What is needed here is an exact copy of every entry.

**********

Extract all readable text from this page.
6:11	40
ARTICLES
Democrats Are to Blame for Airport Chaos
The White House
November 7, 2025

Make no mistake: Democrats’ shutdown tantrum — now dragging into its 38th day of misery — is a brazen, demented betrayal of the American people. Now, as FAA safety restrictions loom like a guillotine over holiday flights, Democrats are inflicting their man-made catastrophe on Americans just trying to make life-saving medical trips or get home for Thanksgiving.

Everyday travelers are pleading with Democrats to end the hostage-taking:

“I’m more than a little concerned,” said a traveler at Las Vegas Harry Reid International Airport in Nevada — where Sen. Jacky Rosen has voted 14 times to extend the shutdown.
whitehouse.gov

**********

EXERCISE SOLUTION:
Extract all readable text from this page.
6:11	40
ARTICLES
Democrats Are to Blame for Airport Chaos
The White House
November 7, 2025

Make no mistake: Democrats’ shutdown tantrum — now dragging into its 38th day of misery — is a brazen, demented betrayal of the American people. Now, as FAA safety restrictions loom like a guillotine over holiday flights, Democrats are inflicting their man-made catastrophe on Americans just trying to make life-saving medical trips or get home for Thanksgiving.

Everyday travelers are pleading with Democrats to end the hostage-taking:

“I’m more than a little concerned,” said a traveler at Las Vegas Harry Reid International Airport in Nevada — where Sen. Jacky Rosen has voted 14 times to extend the shutdown.
whitehouse.gov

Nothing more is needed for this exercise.